Aim of the task.
The listing below must be repeated word for word, with its images excluded.

--- begin Information supplied ---

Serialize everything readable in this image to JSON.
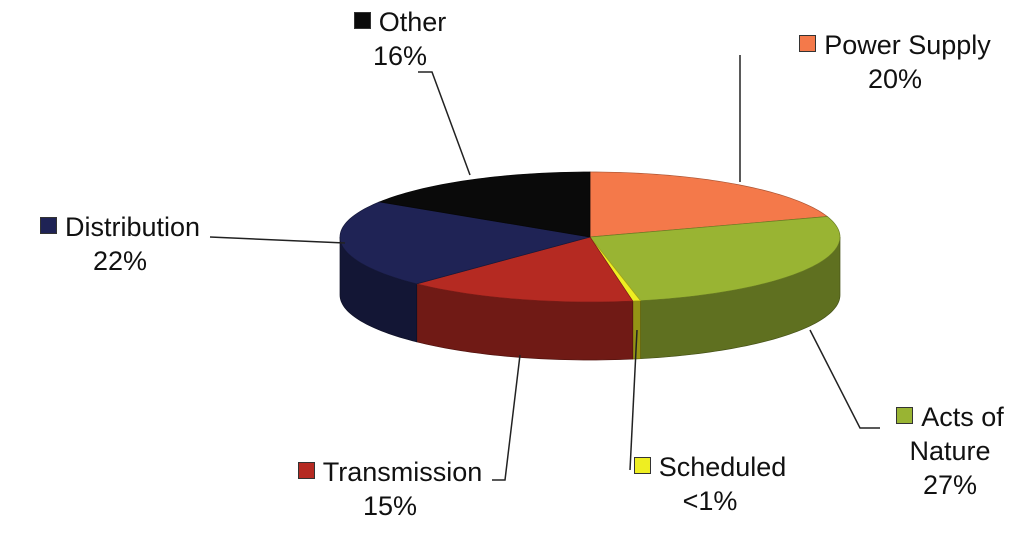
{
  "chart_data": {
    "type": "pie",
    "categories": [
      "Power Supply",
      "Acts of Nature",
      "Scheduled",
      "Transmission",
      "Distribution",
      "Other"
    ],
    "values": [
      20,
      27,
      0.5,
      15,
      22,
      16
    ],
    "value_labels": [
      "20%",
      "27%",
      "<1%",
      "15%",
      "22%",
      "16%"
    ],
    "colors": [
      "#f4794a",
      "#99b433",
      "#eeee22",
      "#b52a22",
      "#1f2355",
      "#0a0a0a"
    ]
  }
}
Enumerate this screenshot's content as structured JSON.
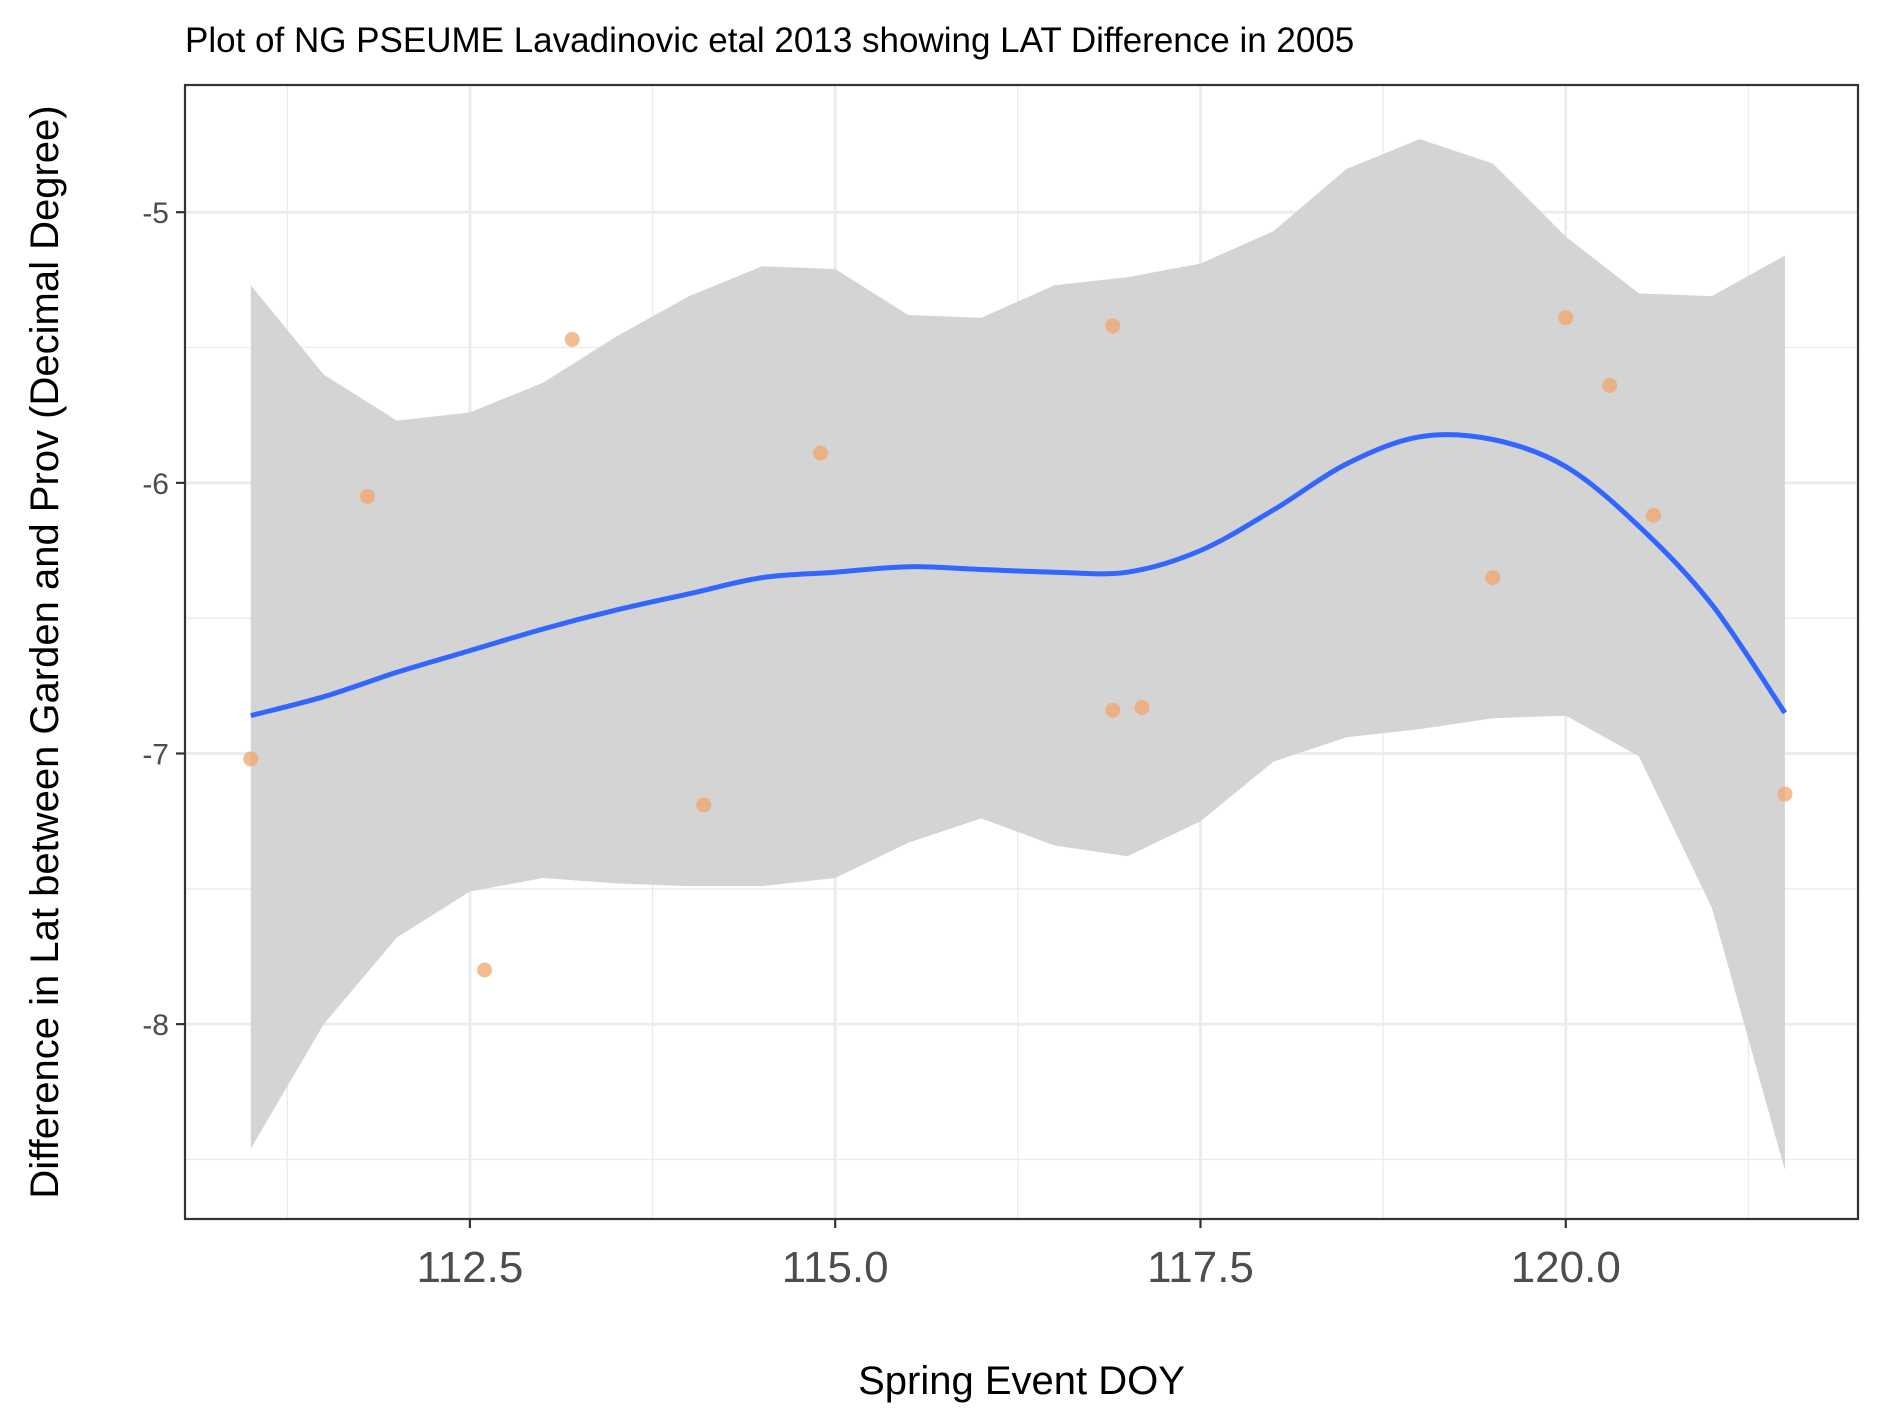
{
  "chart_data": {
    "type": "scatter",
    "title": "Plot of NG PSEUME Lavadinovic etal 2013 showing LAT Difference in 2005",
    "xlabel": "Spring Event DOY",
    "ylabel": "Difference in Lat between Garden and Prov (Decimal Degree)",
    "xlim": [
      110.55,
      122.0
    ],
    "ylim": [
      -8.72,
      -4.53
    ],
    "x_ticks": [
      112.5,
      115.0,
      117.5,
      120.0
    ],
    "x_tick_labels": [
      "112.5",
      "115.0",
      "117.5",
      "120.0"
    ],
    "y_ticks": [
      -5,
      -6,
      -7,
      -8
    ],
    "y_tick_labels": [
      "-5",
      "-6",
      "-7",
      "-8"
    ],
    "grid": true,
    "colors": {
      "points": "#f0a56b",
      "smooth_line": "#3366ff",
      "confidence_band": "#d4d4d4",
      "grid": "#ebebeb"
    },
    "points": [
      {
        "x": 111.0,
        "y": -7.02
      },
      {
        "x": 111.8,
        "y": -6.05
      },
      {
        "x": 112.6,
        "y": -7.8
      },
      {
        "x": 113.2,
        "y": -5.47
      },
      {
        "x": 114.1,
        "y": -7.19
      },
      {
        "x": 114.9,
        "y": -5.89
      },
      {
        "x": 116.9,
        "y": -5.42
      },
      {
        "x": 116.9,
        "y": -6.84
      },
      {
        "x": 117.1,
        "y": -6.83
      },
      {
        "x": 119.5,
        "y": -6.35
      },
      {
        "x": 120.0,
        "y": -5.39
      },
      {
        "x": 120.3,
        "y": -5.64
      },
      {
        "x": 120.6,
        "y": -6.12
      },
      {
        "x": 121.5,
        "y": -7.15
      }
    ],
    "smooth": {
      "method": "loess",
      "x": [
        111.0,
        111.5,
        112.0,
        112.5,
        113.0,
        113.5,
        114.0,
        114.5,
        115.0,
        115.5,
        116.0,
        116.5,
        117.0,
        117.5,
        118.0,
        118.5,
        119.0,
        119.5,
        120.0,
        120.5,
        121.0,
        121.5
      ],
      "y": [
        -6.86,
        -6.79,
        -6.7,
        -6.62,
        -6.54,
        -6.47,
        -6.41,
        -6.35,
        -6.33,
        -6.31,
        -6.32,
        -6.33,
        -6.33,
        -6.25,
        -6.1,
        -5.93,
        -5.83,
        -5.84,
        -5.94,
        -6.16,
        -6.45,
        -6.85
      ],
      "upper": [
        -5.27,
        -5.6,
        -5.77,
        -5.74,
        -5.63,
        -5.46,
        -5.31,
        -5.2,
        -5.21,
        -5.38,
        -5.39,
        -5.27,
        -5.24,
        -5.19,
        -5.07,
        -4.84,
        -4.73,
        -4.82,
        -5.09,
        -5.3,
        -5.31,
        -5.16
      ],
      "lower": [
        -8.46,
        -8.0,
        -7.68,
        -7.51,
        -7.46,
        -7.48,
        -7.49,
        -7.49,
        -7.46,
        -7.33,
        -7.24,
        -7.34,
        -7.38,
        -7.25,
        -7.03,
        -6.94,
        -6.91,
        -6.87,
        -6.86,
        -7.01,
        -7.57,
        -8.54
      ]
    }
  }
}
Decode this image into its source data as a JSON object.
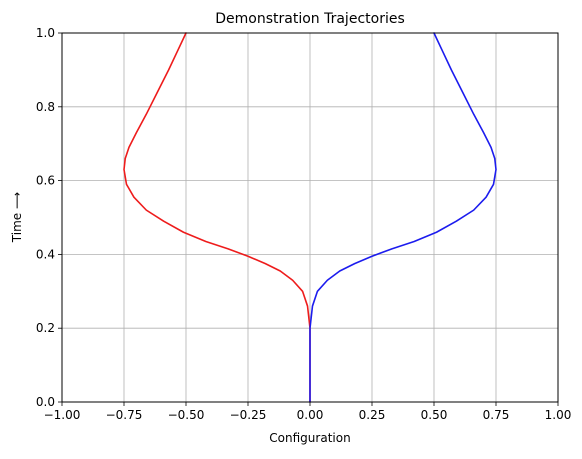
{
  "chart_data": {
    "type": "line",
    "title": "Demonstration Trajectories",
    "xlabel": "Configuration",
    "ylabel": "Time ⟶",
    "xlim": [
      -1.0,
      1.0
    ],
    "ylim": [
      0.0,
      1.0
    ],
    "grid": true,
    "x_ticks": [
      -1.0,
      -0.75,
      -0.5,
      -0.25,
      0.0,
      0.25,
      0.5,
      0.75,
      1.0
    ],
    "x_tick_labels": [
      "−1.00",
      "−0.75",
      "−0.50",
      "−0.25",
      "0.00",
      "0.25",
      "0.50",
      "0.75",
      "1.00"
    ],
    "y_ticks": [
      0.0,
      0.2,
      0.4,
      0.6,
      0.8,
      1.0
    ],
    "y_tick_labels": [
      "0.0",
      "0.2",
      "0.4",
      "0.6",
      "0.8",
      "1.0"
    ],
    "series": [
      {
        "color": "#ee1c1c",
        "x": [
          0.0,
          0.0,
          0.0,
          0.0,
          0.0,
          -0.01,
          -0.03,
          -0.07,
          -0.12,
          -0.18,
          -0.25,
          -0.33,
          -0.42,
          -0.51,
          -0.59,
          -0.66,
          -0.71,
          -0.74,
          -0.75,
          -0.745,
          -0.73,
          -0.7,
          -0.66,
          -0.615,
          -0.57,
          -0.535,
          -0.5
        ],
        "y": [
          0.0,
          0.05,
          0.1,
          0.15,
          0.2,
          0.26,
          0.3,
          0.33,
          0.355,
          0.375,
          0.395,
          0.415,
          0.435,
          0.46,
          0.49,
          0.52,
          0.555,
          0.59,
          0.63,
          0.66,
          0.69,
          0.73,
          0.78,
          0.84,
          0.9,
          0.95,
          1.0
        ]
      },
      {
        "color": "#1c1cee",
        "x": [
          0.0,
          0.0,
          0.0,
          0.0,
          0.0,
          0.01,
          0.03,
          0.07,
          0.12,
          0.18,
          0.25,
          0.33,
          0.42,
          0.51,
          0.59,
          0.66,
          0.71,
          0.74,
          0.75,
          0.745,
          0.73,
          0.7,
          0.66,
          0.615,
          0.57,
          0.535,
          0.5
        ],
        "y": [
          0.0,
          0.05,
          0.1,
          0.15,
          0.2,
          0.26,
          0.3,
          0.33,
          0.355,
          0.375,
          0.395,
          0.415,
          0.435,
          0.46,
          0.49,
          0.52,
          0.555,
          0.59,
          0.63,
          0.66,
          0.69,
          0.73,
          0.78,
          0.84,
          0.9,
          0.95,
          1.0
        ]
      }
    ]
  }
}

--- end Information supplied ---

Task output.
Serialize everything readable in this image to JSON.
{
  "chart_data": {
    "type": "pie",
    "categories": [
      "Power Supply",
      "Acts of Nature",
      "Scheduled",
      "Transmission",
      "Distribution",
      "Other"
    ],
    "values": [
      20,
      27,
      0.5,
      15,
      22,
      16
    ],
    "value_labels": [
      "20%",
      "27%",
      "<1%",
      "15%",
      "22%",
      "16%"
    ],
    "colors": [
      "#f4794a",
      "#99b433",
      "#eeee22",
      "#b52a22",
      "#1f2355",
      "#0a0a0a"
    ]
  }
}
Enumerate this screenshot's content as structured JSON.
{
  "chart_data": {
    "type": "scatter",
    "title": "Plot of NG PSEUME Lavadinovic etal 2013 showing LAT Difference in 2005",
    "xlabel": "Spring Event DOY",
    "ylabel": "Difference in Lat between Garden and Prov (Decimal Degree)",
    "xlim": [
      110.55,
      122.0
    ],
    "ylim": [
      -8.72,
      -4.53
    ],
    "x_ticks": [
      112.5,
      115.0,
      117.5,
      120.0
    ],
    "x_tick_labels": [
      "112.5",
      "115.0",
      "117.5",
      "120.0"
    ],
    "y_ticks": [
      -5,
      -6,
      -7,
      -8
    ],
    "y_tick_labels": [
      "-5",
      "-6",
      "-7",
      "-8"
    ],
    "grid": true,
    "colors": {
      "points": "#f0a56b",
      "smooth_line": "#3366ff",
      "confidence_band": "#d4d4d4",
      "grid": "#ebebeb"
    },
    "points": [
      {
        "x": 111.0,
        "y": -7.02
      },
      {
        "x": 111.8,
        "y": -6.05
      },
      {
        "x": 112.6,
        "y": -7.8
      },
      {
        "x": 113.2,
        "y": -5.47
      },
      {
        "x": 114.1,
        "y": -7.19
      },
      {
        "x": 114.9,
        "y": -5.89
      },
      {
        "x": 116.9,
        "y": -5.42
      },
      {
        "x": 116.9,
        "y": -6.84
      },
      {
        "x": 117.1,
        "y": -6.83
      },
      {
        "x": 119.5,
        "y": -6.35
      },
      {
        "x": 120.0,
        "y": -5.39
      },
      {
        "x": 120.3,
        "y": -5.64
      },
      {
        "x": 120.6,
        "y": -6.12
      },
      {
        "x": 121.5,
        "y": -7.15
      }
    ],
    "smooth": {
      "method": "loess",
      "x": [
        111.0,
        111.5,
        112.0,
        112.5,
        113.0,
        113.5,
        114.0,
        114.5,
        115.0,
        115.5,
        116.0,
        116.5,
        117.0,
        117.5,
        118.0,
        118.5,
        119.0,
        119.5,
        120.0,
        120.5,
        121.0,
        121.5
      ],
      "y": [
        -6.86,
        -6.79,
        -6.7,
        -6.62,
        -6.54,
        -6.47,
        -6.41,
        -6.35,
        -6.33,
        -6.31,
        -6.32,
        -6.33,
        -6.33,
        -6.25,
        -6.1,
        -5.93,
        -5.83,
        -5.84,
        -5.94,
        -6.16,
        -6.45,
        -6.85
      ],
      "upper": [
        -5.27,
        -5.6,
        -5.77,
        -5.74,
        -5.63,
        -5.46,
        -5.31,
        -5.2,
        -5.21,
        -5.38,
        -5.39,
        -5.27,
        -5.24,
        -5.19,
        -5.07,
        -4.84,
        -4.73,
        -4.82,
        -5.09,
        -5.3,
        -5.31,
        -5.16
      ],
      "lower": [
        -8.46,
        -8.0,
        -7.68,
        -7.51,
        -7.46,
        -7.48,
        -7.49,
        -7.49,
        -7.46,
        -7.33,
        -7.24,
        -7.34,
        -7.38,
        -7.25,
        -7.03,
        -6.94,
        -6.91,
        -6.87,
        -6.86,
        -7.01,
        -7.57,
        -8.54
      ]
    }
  }
}
Decode this image into its source data as a JSON object.
{
  "chart_data": {
    "type": "line",
    "title": "Demonstration Trajectories",
    "xlabel": "Configuration",
    "ylabel": "Time ⟶",
    "xlim": [
      -1.0,
      1.0
    ],
    "ylim": [
      0.0,
      1.0
    ],
    "grid": true,
    "x_ticks": [
      -1.0,
      -0.75,
      -0.5,
      -0.25,
      0.0,
      0.25,
      0.5,
      0.75,
      1.0
    ],
    "x_tick_labels": [
      "−1.00",
      "−0.75",
      "−0.50",
      "−0.25",
      "0.00",
      "0.25",
      "0.50",
      "0.75",
      "1.00"
    ],
    "y_ticks": [
      0.0,
      0.2,
      0.4,
      0.6,
      0.8,
      1.0
    ],
    "y_tick_labels": [
      "0.0",
      "0.2",
      "0.4",
      "0.6",
      "0.8",
      "1.0"
    ],
    "series": [
      {
        "color": "#ee1c1c",
        "x": [
          0.0,
          0.0,
          0.0,
          0.0,
          0.0,
          -0.01,
          -0.03,
          -0.07,
          -0.12,
          -0.18,
          -0.25,
          -0.33,
          -0.42,
          -0.51,
          -0.59,
          -0.66,
          -0.71,
          -0.74,
          -0.75,
          -0.745,
          -0.73,
          -0.7,
          -0.66,
          -0.615,
          -0.57,
          -0.535,
          -0.5
        ],
        "y": [
          0.0,
          0.05,
          0.1,
          0.15,
          0.2,
          0.26,
          0.3,
          0.33,
          0.355,
          0.375,
          0.395,
          0.415,
          0.435,
          0.46,
          0.49,
          0.52,
          0.555,
          0.59,
          0.63,
          0.66,
          0.69,
          0.73,
          0.78,
          0.84,
          0.9,
          0.95,
          1.0
        ]
      },
      {
        "color": "#1c1cee",
        "x": [
          0.0,
          0.0,
          0.0,
          0.0,
          0.0,
          0.01,
          0.03,
          0.07,
          0.12,
          0.18,
          0.25,
          0.33,
          0.42,
          0.51,
          0.59,
          0.66,
          0.71,
          0.74,
          0.75,
          0.745,
          0.73,
          0.7,
          0.66,
          0.615,
          0.57,
          0.535,
          0.5
        ],
        "y": [
          0.0,
          0.05,
          0.1,
          0.15,
          0.2,
          0.26,
          0.3,
          0.33,
          0.355,
          0.375,
          0.395,
          0.415,
          0.435,
          0.46,
          0.49,
          0.52,
          0.555,
          0.59,
          0.63,
          0.66,
          0.69,
          0.73,
          0.78,
          0.84,
          0.9,
          0.95,
          1.0
        ]
      }
    ]
  }
}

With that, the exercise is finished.